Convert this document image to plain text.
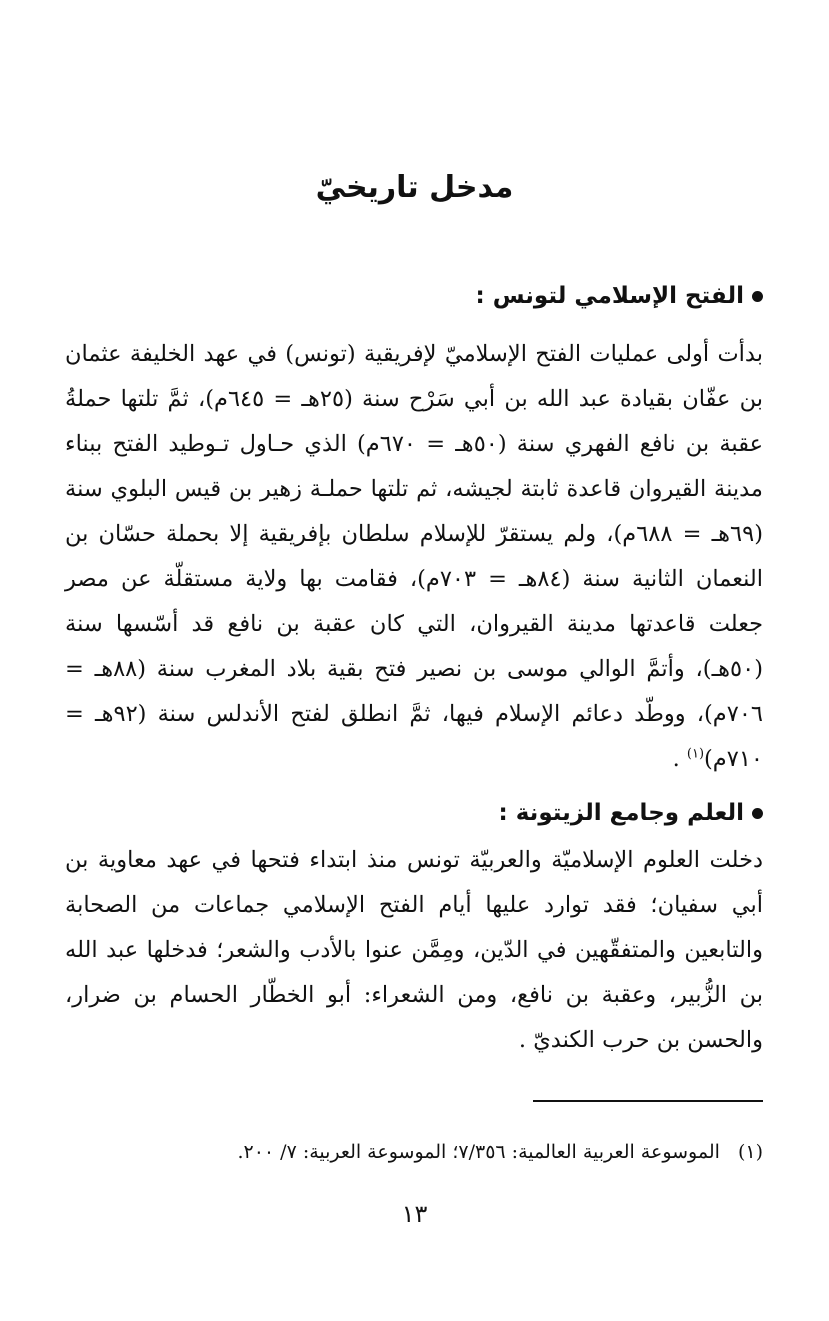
مدخل تاريخيّ
الفتح الإسلامي لتونس :

بدأت أولى عمليات الفتح الإسلاميّ لإفريقية (تونس) في عهد الخليفة عثمان بن عفّان بقيادة عبد الله بن أبي سَرْح سنة (٢٥هـ = ٦٤٥م)، ثمَّ تلتها حملةُ عقبة بن نافع الفهري سنة (٥٠هـ = ٦٧٠م) الذي حـاول تـوطيد الفتح ببناء مدينة القيروان قاعدة ثابتة لجيشه، ثم تلتها حملـة زهير بن قيس البلوي سنة (٦٩هـ = ٦٨٨م)، ولم يستقرّ للإسلام سلطان بإفريقية إلا بحملة حسّان بن النعمان الثانية سنة (٨٤هـ = ٧٠٣م)، فقامت بها ولاية مستقلّة عن مصر جعلت قاعدتها مدينة القيروان، التي كان عقبة بن نافع قد أسّسها سنة (٥٠هـ)، وأتمَّ الوالي موسى بن نصير فتح بقية بلاد المغرب سنة (٨٨هـ = ٧٠٦م)، ووطّد دعائم الإسلام فيها، ثمَّ انطلق لفتح الأندلس سنة (٩٢هـ = ٧١٠م)$^{(١)}$ .

العلم وجامع الزيتونة :

دخلت العلوم الإسلاميّة والعربيّة تونس منذ ابتداء فتحها في عهد معاوية بن أبي سفيان؛ فقد توارد عليها أيام الفتح الإسلامي جماعات من الصحابة والتابعين والمتفقّهين في الدّين، ومِمَّن عنوا بالأدب والشعر؛ فدخلها عبد الله بن الزُّبير، وعقبة بن نافع، ومن الشعراء: أبو الخطّار الحسام بن ضرار، والحسن بن حرب الكنديّ .

(١)الموسوعة العربية العالمية: ٧/٣٥٦؛ الموسوعة العربية: ٧/ ٢٠٠.
١٣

## TASK BRIEF
Retype the whole listing, keeping every line identical and omitting all pictures.

## SOLUTION BELOW
Convert this document image to plain text.
مدخل تاريخيّ
الفتح الإسلامي لتونس :

بدأت أولى عمليات الفتح الإسلاميّ لإفريقية (تونس) في عهد الخليفة عثمان بن عفّان بقيادة عبد الله بن أبي سَرْح سنة (٢٥هـ = ٦٤٥م)، ثمَّ تلتها حملةُ عقبة بن نافع الفهري سنة (٥٠هـ = ٦٧٠م) الذي حـاول تـوطيد الفتح ببناء مدينة القيروان قاعدة ثابتة لجيشه، ثم تلتها حملـة زهير بن قيس البلوي سنة (٦٩هـ = ٦٨٨م)، ولم يستقرّ للإسلام سلطان بإفريقية إلا بحملة حسّان بن النعمان الثانية سنة (٨٤هـ = ٧٠٣م)، فقامت بها ولاية مستقلّة عن مصر جعلت قاعدتها مدينة القيروان، التي كان عقبة بن نافع قد أسّسها سنة (٥٠هـ)، وأتمَّ الوالي موسى بن نصير فتح بقية بلاد المغرب سنة (٨٨هـ = ٧٠٦م)، ووطّد دعائم الإسلام فيها، ثمَّ انطلق لفتح الأندلس سنة (٩٢هـ = ٧١٠م)$^{(١)}$ .

العلم وجامع الزيتونة :

دخلت العلوم الإسلاميّة والعربيّة تونس منذ ابتداء فتحها في عهد معاوية بن أبي سفيان؛ فقد توارد عليها أيام الفتح الإسلامي جماعات من الصحابة والتابعين والمتفقّهين في الدّين، ومِمَّن عنوا بالأدب والشعر؛ فدخلها عبد الله بن الزُّبير، وعقبة بن نافع، ومن الشعراء: أبو الخطّار الحسام بن ضرار، والحسن بن حرب الكنديّ .

(١)الموسوعة العربية العالمية: ٧/٣٥٦؛ الموسوعة العربية: ٧/ ٢٠٠.
١٣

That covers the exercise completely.